## Tasks to carry out
a. Count the lines of the rows that contain the string "yellow", treating case as significant, and give only the number.
b. Pick up the passage on Irish revolutionaries and continue it from the point where it stops.

## Provided text

But revolutionaries can be so engaged with their ideology that it may be unfair to expect them to do reality very well, for ideology imparts a remarkable capacity for self-deception, as Mabel Fitzgerald shows: “Prussian militarism … isn’t half so galling I am sure as that [which] we endure in the south of Ireland under the iron heel of the RIC.” It’s grotesque to compare the Butchers of Belgium to Irish policemen, but grotesquery is the least of what a country may have to suffer when enough of its people think with their ideology rather than their critical faculties.
Of course, “my enemy’s enemy is my friend”, and folk memories of British oppression here in previous centuries made such self-deception easy. And it must not be forgotten that it was Unionists who introduced the gun into 20th century Irish politics. Also, acceptance of German help needs to be seen in the context that revolutions, like nations, have interests, not friends, and Germany looked to be the horse to back in 1916.
Regarding film, don’t forget Guests of the Nation and The Informer. Frank O’Connor and Liam O’Flaherty, like Sean O’Casey, had seen revolution at first hand, and knew the reality that underlies such lofty cant as the holiness of blood sacrifice. Victor McLagen, as John Ford’s eponymous informer, well portrays the greed, lies, squalor and horror in the lives of many revolutionaries. Years before, Inspector Mallon of the DMP had remarked, “The patriotism of that sort of scoundrel may be purchased for a five pound note.” Denis Donaldson and Stakeknife prove that, adjusted for inflation, the same applies to revolutionaries today.

Annotated element entries:
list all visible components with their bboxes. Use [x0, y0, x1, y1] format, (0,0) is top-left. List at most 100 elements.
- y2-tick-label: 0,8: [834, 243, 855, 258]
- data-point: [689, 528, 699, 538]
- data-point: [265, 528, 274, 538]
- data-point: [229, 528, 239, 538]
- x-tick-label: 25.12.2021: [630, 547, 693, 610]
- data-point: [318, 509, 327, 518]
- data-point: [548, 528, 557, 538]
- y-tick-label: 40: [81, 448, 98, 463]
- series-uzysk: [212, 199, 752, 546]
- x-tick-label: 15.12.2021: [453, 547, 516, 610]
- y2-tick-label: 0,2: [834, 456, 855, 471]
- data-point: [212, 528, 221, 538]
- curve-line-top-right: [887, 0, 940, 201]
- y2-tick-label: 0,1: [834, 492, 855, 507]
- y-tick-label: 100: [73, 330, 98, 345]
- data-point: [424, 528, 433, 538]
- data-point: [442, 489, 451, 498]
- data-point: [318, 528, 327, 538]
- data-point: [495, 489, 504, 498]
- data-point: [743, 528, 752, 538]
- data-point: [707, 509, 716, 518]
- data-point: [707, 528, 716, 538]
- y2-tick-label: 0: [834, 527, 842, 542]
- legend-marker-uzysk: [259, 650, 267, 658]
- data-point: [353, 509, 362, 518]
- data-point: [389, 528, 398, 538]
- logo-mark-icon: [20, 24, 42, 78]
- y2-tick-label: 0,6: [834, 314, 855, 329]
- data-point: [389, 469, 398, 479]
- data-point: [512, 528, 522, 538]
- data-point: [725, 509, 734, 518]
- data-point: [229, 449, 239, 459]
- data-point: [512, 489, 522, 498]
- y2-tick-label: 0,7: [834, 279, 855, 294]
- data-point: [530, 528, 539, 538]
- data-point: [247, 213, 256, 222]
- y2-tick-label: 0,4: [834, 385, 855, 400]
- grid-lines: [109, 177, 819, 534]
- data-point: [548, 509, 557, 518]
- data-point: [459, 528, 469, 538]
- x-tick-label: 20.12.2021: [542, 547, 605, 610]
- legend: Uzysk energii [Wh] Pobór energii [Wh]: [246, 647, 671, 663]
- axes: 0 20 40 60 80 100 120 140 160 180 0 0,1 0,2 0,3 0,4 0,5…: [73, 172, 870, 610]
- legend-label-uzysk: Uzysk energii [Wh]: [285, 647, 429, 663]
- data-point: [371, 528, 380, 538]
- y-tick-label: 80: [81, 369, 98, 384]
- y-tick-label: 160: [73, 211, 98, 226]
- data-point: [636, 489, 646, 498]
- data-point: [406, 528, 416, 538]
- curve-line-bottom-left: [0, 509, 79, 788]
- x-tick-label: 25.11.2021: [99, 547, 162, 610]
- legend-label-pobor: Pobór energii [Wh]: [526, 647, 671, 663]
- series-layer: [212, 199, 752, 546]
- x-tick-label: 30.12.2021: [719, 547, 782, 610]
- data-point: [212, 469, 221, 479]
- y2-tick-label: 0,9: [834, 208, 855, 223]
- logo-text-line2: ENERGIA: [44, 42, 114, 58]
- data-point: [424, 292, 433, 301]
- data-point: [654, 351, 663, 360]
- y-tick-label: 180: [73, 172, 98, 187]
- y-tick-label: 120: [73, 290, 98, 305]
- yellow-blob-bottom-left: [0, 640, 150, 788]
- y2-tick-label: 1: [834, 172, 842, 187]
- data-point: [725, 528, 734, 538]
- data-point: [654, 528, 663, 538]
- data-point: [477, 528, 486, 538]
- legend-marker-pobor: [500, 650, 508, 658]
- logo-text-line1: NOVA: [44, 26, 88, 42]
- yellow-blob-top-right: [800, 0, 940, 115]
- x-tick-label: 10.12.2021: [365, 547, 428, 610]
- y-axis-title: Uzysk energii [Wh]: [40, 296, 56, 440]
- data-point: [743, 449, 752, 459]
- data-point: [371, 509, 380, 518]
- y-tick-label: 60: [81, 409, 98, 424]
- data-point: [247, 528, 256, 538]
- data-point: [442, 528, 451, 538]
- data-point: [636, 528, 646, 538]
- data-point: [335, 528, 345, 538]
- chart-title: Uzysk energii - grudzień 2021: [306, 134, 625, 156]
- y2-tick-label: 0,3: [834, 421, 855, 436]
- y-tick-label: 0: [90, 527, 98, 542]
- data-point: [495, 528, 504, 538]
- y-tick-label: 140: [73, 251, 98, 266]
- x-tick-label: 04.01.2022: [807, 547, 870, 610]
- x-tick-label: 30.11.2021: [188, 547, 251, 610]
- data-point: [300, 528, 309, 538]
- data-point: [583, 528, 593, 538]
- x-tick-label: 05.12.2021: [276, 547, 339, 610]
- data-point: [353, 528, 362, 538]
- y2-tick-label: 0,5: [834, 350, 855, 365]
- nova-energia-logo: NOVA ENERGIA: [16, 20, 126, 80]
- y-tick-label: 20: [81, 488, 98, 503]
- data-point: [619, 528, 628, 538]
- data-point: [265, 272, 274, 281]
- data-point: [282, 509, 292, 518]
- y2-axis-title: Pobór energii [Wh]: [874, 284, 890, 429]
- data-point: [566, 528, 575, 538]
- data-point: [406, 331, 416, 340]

## Outputs
a. 2

b.
As for “the disappeared” of the revolutionary period, I suspect they disappeared for the same reasons as victims of the more recent Troubles. The murder of some, like that of Jean McConville in 1972, could not be admitted to for fear of arousing popular revulsion, so their remains had to be hidden. Some victims may have been literally destroyed, as is rumoured to have happened to Robert Nairac’s body in 1977. Remains were lost sight of, in some instances, simply because the murderers forgot exactly where they had been buried, or maybe were killed themselves.
Though it’s possible that spite did play a part—war does tend to bring out the worst in people.
There’s much more we could say about revolution, but Desmond Egan seems to sum it up in four lines: “two wee girls / were playing tig near a car… / how many counties would you say / were worth their scattered fingers?”